• _Problems to work on_
• 1. Using the article below on why sailing isn't only for the wealthy, explain why a person might take the RYA Competent Crew qualification anywhere in the world.
• 2. Repeat a passage word for word from the sailing article below. Begin at the words "When you realise" and stop after "rich man’s hobby.".
• 3. Carry on the article about affordable ways into sailing from the point where it stops.

• _Source extract_
****************************************
Why Sailing Isn’t Just For The Wealthy

Posted on January 12, 2015 by Richard Shrubb under Competent Crew, Dinghy Sailing, Sailing, Sailing Courses Comments Off on Why Sailing Isn’t Just For The Wealthy

Rona Proudfoot club racing

When you see the €10 million team Volvo Ocean Race boats going around the world at speed, or the America’s Cup foiling catamarans screaming around San Francisco Bay, you may be forgiven for assuming that sailing is for rich people with nothing better to do with their time.

When you realise that 99% of sailors will never set foot on a VOR 65 Volvo Ocean Race boat or an AC45 racing catamaran (or often enough, never see one away from the TV screen) you will begin to understand that sailing is not just a rich man’s hobby.

This article will look at cheap and cheerful ways of entering the sport of sailing.

Get afloat for less than £1000

Yachting is one of the cheapest sports to get in overall. This might sound nuts considering a new yacht can set you back the wrong end of £100,000! Let’s look at how you can sail a yacht regularly for less than £1000, and just pay for beer and club membership there after…

First you need to learn whether you like sailing at all. This could mean doing an RYA Start Yachting course, or, for far cheaper, getting down to your local sailing club on a race day and offering yourself as crew. Admit you know nothing, and want to learn. Often enough you will find someone short of crew who needs someone to pull a rope and make good conversation while racing around the buoys on a Sunday morning. All you need is some wet weather gear – everyone has a raincoat!

If you want to get serious about crewing, perhaps making yourself useful on longer cruises or knowing what’s going on in the cockpit during a race as people charge around getting the boat to do its best on a race, an RYA Competent Crew course will cost you around £500.

This is a 5 day course that will make you a useful and competent crew member on a boat. In theory you can take this with you anywhere in the world, as the RYA is so well respected and well known. You could fly to the Canaries on a cheap holiday and join in on a race day at the sailing club…

As well as the £500 investment in your sailing qualifications you’ll need some decent sailing wet weather gear OLYMPUS DIGITAL CAMERAand some deck shoes. All in, that will set you back around £300 (approx. $450). From there you just need club membership and off you go.

Look up Crewseekers.net which connects yacht owners with crew. Through this website you can help a yacht owner sail across the English Channel or right across the Pacific. It just depends on what time you have and where you want to go. Membership is £95 (approx. $140) annually.

You might be reading this in disbelief? I have raced yachts on Boston Harbour in the US, the Bay of Roses and other places up and down the UK south coast. This is how I have sailed regularly for many years, and only in my 40th year have I got myself a boat for the first time…

Dinghies are no major outlay!
****************************************
• _Available data_

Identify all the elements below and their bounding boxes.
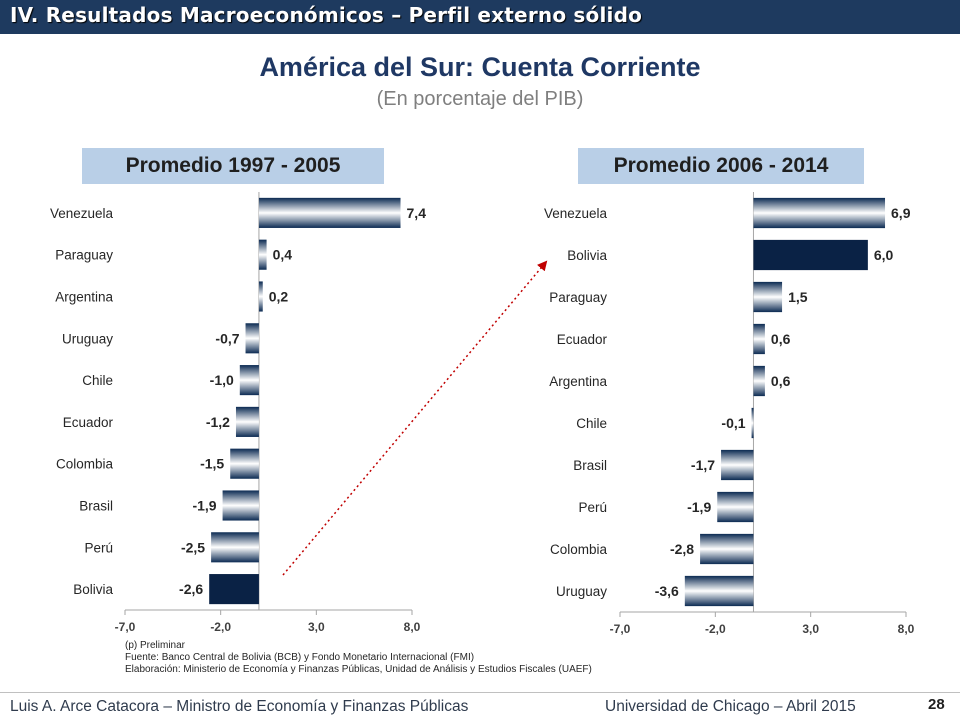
****************************************
• _Solved problems_
• 1. According to the article, a person can in theory take the RYA Competent Crew qualification anywhere in the world because the RYA is so well respected and well known.

• 2.
When you realise that 99% of sailors will never set foot on a VOR 65 Volvo Ocean Race boat or an AC45 racing catamaran (or often enough, never see one away from the TV screen) you will begin to understand that sailing is not just a rich man’s hobby.

• 3.
I joined my local sailing club this year for £200 (around $300). I initially used their boats at £15 a session, but ended up finding £1000 for a very good Supernova single handed dinghy. That will cost me £20 a year to keep at the club.

If unlike me you’re a complete novice and need to learn to sail, most dinghy clubs will charge around £150 to teach you the basics of sailing. Another £500 for a tatty second hand boat and you’re off and away… A wetsuit will set you back less than £100, and a buoyancy aid another £25. Total? Just under £1000 all in, or around $1500.

Everyone wants to sail a beautiful, comfortable boat at some stage but at first you’ll just need a boat that will forgive your mistakes. The faster the boat, by and large the more of a chance of getting wet and ending up upside down.

Dinghy sailing teaches you more about sailing than yachting. Dinghies are just about sailing with a little theory where yachting is about navigation, engine safety, passage planning, as well as making lunch for the crew and keeping your own lunch down in rough conditions!

Dinghies are about getting from A-B on relatively sheltered waters. Most dinghy sailors race, and this is about trimming your sails, reading the waters and setting the best course between two points. Race tactics and meteorology are about the only theory you will learn.

Moving onto yachts from dinghies though, you will find yourself a much better sailor from the finely tuned techniques of dinghy sailing. With good dinghy skills you can make yourself extremely useful as a crew member at a yacht club’s Sunday racing series!

And finally, if you’re considering buying a second hand boat we can recommend the following links;

Small sail boats for under £1,000: http://bit.ly/1L1Tv7Z
Sailing boats for sale £1,000 to £10,000: http://bit.ly/1N5pUtA

Happy Sailing!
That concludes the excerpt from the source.